● **Short exercise**
Reproduce all of the records exactly.

start

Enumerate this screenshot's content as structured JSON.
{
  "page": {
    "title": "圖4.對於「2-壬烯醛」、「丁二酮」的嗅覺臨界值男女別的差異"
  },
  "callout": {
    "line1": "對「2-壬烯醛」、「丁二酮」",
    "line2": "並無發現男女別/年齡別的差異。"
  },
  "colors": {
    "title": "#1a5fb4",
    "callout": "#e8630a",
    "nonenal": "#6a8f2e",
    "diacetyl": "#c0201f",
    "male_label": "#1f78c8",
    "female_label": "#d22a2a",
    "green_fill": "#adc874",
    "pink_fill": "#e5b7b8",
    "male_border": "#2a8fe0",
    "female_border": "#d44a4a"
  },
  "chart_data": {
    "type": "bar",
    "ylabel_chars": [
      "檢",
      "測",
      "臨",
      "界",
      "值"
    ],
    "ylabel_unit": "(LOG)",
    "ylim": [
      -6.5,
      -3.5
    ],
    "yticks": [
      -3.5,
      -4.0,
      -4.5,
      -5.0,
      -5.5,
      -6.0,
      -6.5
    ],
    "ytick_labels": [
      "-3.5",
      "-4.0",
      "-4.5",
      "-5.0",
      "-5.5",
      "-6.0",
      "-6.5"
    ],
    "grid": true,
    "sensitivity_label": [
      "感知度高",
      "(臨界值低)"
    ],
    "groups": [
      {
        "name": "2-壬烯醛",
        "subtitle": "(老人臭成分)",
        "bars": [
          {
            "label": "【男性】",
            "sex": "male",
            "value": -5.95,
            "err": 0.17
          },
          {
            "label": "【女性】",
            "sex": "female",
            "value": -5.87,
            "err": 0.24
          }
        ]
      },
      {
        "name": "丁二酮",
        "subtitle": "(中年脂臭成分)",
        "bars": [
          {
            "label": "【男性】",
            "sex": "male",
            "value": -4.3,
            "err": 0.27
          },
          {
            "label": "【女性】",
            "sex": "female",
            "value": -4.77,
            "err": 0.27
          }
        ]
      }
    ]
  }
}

end

● **Solution for this exercise**
Enumerate this screenshot's content as structured JSON.
{
  "page": {
    "title": "圖4.對於「2-壬烯醛」、「丁二酮」的嗅覺臨界值男女別的差異"
  },
  "callout": {
    "line1": "對「2-壬烯醛」、「丁二酮」",
    "line2": "並無發現男女別/年齡別的差異。"
  },
  "colors": {
    "title": "#1a5fb4",
    "callout": "#e8630a",
    "nonenal": "#6a8f2e",
    "diacetyl": "#c0201f",
    "male_label": "#1f78c8",
    "female_label": "#d22a2a",
    "green_fill": "#adc874",
    "pink_fill": "#e5b7b8",
    "male_border": "#2a8fe0",
    "female_border": "#d44a4a"
  },
  "chart_data": {
    "type": "bar",
    "ylabel_chars": [
      "檢",
      "測",
      "臨",
      "界",
      "值"
    ],
    "ylabel_unit": "(LOG)",
    "ylim": [
      -6.5,
      -3.5
    ],
    "yticks": [
      -3.5,
      -4.0,
      -4.5,
      -5.0,
      -5.5,
      -6.0,
      -6.5
    ],
    "ytick_labels": [
      "-3.5",
      "-4.0",
      "-4.5",
      "-5.0",
      "-5.5",
      "-6.0",
      "-6.5"
    ],
    "grid": true,
    "sensitivity_label": [
      "感知度高",
      "(臨界值低)"
    ],
    "groups": [
      {
        "name": "2-壬烯醛",
        "subtitle": "(老人臭成分)",
        "bars": [
          {
            "label": "【男性】",
            "sex": "male",
            "value": -5.95,
            "err": 0.17
          },
          {
            "label": "【女性】",
            "sex": "female",
            "value": -5.87,
            "err": 0.24
          }
        ]
      },
      {
        "name": "丁二酮",
        "subtitle": "(中年脂臭成分)",
        "bars": [
          {
            "label": "【男性】",
            "sex": "male",
            "value": -4.3,
            "err": 0.27
          },
          {
            "label": "【女性】",
            "sex": "female",
            "value": -4.77,
            "err": 0.27
          }
        ]
      }
    ]
  }
}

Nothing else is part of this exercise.